Extract each line bearing the word "请选择就诊人".

Exercise inputs:
==============================

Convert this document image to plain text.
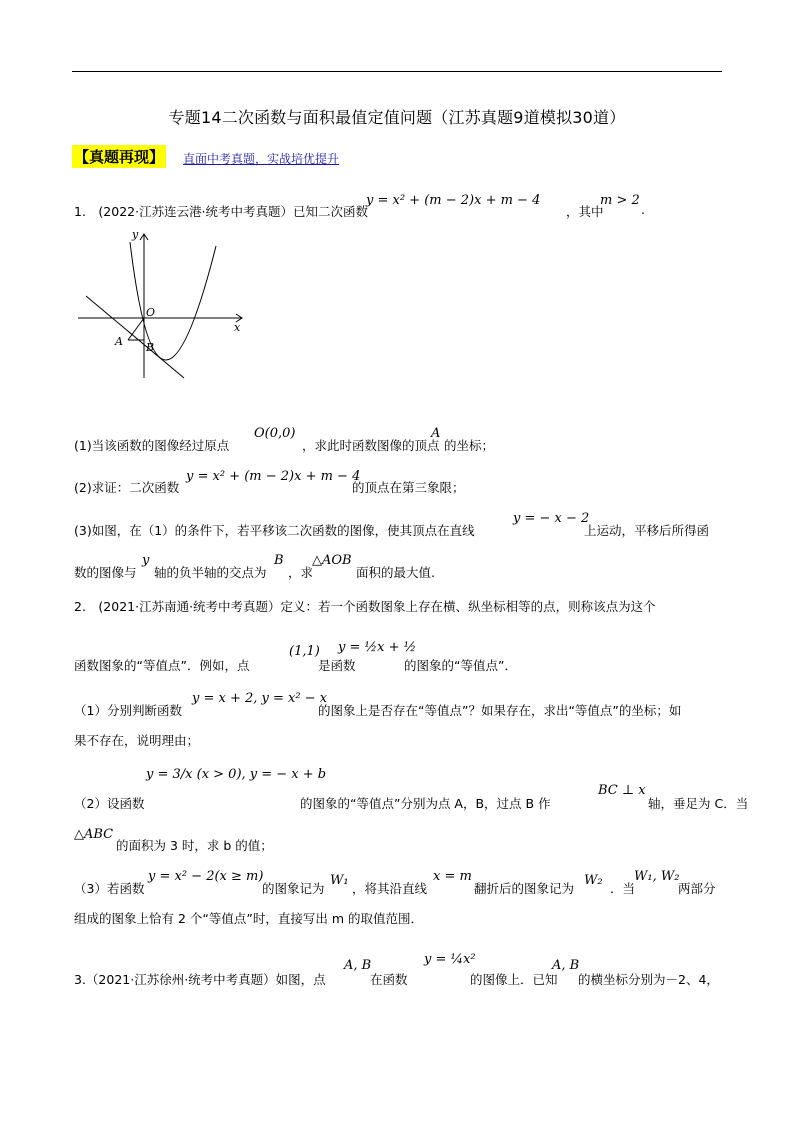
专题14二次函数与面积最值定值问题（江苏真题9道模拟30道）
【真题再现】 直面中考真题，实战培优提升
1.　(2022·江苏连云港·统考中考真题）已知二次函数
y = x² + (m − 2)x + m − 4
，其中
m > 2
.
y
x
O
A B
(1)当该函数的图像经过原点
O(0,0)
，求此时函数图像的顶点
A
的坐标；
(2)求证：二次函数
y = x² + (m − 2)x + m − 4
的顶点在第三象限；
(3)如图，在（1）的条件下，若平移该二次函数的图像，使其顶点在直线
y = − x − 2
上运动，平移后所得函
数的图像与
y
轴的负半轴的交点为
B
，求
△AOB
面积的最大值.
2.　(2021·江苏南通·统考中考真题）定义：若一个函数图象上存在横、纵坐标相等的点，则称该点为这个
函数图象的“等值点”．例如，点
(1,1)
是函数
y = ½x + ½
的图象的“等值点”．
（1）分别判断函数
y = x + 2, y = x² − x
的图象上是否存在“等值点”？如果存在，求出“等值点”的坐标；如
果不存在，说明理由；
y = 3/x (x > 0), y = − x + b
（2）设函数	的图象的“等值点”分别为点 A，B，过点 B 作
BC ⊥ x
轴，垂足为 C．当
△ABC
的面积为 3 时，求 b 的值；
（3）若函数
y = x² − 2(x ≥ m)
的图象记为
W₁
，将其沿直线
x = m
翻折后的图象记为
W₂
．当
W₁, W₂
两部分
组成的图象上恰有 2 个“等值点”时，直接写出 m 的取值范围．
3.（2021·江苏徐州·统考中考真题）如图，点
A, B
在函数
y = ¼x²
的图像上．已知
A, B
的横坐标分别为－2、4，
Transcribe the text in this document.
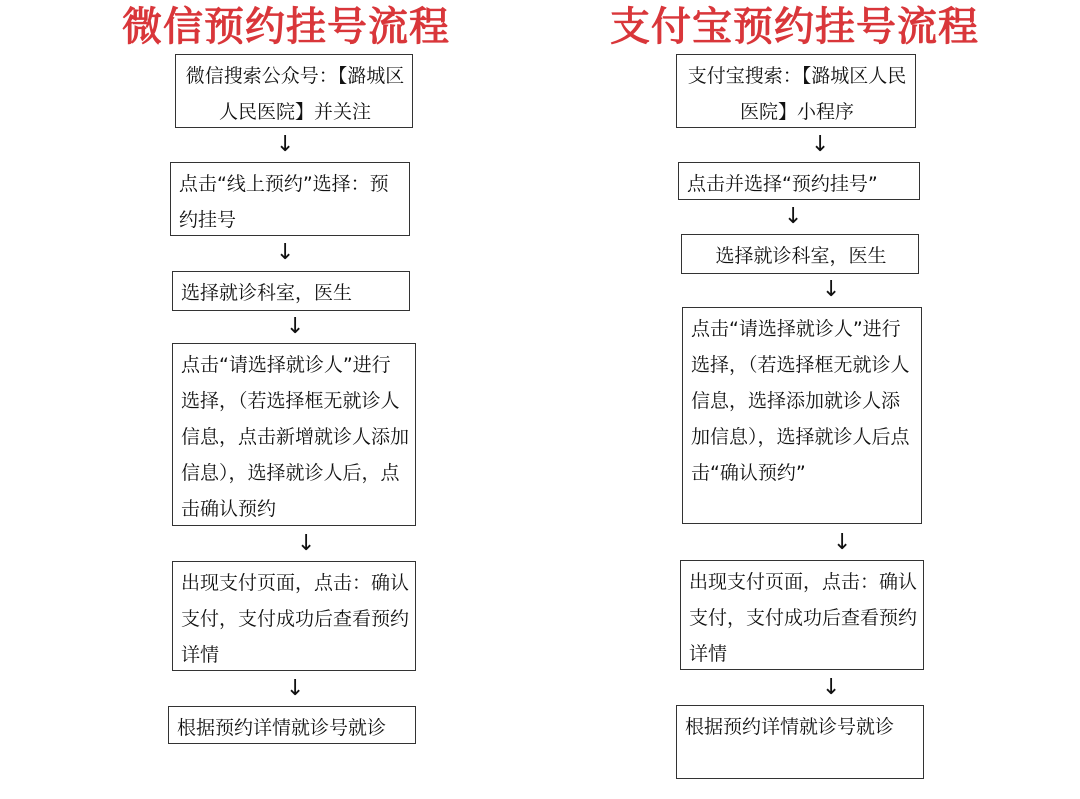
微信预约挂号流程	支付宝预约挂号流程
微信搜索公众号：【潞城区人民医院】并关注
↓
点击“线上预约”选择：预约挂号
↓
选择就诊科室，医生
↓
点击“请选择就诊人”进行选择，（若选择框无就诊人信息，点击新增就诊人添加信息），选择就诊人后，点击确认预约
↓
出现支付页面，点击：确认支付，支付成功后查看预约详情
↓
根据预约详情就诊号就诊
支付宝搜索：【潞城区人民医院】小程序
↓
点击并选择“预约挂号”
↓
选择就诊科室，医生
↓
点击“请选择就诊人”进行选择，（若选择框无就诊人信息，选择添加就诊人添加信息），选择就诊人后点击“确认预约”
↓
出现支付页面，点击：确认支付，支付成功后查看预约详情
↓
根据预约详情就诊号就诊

==============================

The solution:
点击“请选择就诊人”进行选择，（若选择框无就诊人信息，点击新增就诊人添加信息），选择就诊人后，点击确认预约
点击“请选择就诊人”进行选择，（若选择框无就诊人信息，选择添加就诊人添加信息），选择就诊人后点击“确认预约”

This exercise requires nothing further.